---------- WORKING DATA ----------

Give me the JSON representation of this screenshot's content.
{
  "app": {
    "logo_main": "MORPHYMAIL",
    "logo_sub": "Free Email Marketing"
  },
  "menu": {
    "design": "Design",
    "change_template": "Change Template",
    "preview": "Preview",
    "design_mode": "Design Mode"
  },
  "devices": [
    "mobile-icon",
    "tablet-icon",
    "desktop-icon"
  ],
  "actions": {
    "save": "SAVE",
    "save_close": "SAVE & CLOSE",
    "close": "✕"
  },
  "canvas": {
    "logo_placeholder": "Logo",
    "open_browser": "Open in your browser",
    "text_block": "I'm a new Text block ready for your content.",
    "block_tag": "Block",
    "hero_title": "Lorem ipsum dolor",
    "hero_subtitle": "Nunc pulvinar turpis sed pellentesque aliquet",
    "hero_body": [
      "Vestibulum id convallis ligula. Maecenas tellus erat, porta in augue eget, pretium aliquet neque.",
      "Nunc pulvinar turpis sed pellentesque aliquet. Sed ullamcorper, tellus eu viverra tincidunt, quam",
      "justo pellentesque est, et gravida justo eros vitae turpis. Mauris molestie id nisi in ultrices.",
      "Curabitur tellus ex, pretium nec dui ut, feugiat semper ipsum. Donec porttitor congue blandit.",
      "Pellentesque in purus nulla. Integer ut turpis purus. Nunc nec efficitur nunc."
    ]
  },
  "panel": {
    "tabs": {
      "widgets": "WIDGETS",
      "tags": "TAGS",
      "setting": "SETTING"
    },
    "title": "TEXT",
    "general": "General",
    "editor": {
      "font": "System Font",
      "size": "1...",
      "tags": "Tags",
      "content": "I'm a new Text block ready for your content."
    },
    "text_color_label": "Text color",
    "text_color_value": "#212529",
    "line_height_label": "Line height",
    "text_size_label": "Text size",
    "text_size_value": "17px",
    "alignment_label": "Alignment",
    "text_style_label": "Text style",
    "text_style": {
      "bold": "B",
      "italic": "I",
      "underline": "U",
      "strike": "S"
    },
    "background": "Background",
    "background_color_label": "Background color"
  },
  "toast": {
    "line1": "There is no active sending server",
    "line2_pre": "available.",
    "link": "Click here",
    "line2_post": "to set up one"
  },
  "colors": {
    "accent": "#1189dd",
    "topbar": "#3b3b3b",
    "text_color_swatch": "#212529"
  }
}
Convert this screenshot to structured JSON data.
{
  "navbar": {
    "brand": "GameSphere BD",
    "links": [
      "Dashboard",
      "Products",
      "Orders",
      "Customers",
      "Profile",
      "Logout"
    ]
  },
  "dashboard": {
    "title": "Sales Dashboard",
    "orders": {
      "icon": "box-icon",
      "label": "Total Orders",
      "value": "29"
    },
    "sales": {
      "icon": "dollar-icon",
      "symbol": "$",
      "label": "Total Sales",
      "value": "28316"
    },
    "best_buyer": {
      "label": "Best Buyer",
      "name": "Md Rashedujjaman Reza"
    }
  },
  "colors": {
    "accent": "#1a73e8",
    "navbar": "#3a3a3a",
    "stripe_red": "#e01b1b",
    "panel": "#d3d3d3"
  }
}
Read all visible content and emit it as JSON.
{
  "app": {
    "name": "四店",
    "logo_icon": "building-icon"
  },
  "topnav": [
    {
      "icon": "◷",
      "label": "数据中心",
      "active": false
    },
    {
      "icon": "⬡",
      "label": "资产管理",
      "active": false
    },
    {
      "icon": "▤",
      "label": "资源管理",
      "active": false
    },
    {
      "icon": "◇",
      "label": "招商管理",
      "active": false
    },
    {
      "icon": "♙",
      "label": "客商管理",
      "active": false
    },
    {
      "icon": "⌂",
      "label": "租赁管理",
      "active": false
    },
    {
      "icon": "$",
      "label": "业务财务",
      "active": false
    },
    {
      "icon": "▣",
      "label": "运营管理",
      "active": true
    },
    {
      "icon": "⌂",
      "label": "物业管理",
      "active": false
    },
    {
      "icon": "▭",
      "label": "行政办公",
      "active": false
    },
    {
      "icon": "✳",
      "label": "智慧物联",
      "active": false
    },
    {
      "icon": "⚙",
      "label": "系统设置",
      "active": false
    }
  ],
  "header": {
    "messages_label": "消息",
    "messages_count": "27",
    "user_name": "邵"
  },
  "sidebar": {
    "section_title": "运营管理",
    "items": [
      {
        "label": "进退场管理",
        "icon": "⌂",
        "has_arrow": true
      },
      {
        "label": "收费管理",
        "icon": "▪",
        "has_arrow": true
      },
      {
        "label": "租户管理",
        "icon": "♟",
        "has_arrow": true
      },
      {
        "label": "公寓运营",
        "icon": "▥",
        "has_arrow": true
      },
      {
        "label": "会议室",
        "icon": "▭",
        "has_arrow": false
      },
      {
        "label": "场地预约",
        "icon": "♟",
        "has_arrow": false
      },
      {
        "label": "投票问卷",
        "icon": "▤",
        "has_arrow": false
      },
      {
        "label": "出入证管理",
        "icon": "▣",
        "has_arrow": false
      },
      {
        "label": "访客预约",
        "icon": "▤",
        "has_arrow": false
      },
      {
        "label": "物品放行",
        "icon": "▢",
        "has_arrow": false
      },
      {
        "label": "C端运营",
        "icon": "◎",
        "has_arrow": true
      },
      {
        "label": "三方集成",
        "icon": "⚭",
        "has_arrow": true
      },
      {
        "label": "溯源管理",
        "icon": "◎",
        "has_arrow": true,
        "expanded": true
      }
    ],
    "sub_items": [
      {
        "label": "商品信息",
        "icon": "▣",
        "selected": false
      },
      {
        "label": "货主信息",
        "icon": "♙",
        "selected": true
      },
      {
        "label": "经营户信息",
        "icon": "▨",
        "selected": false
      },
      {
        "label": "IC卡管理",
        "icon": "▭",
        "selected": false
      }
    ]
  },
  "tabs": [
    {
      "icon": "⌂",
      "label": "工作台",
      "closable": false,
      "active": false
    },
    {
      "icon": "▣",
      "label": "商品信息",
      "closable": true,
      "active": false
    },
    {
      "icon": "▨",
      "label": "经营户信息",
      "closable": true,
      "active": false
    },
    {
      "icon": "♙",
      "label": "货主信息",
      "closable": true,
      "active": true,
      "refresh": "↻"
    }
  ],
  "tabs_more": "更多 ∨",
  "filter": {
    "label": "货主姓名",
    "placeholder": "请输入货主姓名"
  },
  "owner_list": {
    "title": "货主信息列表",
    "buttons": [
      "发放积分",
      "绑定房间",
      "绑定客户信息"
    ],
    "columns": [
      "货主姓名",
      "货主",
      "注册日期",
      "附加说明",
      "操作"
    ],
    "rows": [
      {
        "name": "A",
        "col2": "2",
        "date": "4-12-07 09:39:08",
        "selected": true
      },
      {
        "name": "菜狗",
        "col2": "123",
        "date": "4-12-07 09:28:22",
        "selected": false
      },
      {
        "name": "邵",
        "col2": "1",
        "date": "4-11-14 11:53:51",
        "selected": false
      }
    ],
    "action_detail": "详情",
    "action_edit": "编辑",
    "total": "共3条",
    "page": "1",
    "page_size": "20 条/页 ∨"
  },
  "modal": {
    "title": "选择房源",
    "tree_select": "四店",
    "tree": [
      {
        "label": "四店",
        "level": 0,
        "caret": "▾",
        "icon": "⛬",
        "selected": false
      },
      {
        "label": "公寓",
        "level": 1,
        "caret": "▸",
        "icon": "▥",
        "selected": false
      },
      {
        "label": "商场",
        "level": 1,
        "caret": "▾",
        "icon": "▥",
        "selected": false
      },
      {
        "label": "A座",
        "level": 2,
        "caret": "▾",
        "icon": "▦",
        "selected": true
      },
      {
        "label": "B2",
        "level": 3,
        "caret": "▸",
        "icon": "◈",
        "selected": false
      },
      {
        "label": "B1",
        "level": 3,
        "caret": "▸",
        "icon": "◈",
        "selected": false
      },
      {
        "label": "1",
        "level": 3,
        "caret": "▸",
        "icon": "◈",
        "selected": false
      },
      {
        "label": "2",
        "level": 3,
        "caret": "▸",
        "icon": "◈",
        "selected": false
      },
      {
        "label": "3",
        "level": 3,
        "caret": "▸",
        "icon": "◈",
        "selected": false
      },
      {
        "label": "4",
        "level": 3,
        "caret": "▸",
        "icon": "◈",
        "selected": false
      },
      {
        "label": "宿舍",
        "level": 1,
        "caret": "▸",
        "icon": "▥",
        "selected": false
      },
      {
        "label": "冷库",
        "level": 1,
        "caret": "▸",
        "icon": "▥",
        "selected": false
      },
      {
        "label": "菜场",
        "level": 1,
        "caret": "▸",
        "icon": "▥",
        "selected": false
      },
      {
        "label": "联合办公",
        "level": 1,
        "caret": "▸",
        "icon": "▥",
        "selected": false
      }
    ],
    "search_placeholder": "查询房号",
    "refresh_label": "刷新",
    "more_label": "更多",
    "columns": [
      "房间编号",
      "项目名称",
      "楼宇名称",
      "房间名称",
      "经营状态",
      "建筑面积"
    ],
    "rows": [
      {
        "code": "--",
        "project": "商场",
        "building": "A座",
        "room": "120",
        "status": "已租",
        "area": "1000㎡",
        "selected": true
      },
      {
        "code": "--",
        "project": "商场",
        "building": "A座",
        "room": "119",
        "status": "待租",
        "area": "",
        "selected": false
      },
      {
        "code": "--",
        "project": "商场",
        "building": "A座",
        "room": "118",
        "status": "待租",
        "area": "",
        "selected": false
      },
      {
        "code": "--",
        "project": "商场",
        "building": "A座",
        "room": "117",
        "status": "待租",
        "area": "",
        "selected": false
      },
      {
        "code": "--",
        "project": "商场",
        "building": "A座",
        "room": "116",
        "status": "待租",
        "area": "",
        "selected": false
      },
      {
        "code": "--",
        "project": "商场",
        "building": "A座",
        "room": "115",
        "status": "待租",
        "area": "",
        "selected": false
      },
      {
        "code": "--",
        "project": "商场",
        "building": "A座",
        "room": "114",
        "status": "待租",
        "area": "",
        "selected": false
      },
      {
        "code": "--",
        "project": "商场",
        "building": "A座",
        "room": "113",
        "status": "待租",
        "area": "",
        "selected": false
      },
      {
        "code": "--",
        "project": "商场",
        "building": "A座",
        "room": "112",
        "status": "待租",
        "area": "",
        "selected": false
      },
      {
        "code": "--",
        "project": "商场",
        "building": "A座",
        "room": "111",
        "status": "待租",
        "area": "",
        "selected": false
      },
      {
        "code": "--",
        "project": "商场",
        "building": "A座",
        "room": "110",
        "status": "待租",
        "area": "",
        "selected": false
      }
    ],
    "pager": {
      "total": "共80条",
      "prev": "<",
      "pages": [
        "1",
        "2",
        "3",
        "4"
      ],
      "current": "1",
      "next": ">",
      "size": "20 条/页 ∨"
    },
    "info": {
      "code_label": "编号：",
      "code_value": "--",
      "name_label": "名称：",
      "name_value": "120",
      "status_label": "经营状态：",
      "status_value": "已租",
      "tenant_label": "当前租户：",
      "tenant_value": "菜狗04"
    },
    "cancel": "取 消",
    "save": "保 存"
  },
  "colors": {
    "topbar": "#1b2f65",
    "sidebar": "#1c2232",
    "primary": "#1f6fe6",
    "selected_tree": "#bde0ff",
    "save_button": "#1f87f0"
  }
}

----------

**PROBLEM TO WORK ON**: Search the data above for lines holding "Nunc" and copy each of them.

**PROBLEM SOLUTION**:
    "hero_subtitle": "Nunc pulvinar turpis sed pellentesque aliquet",
      "Nunc pulvinar turpis sed pellentesque aliquet. Sed ullamcorper, tellus eu viverra tincidunt, quam",
      "Pellentesque in purus nulla. Integer ut turpis purus. Nunc nec efficitur nunc."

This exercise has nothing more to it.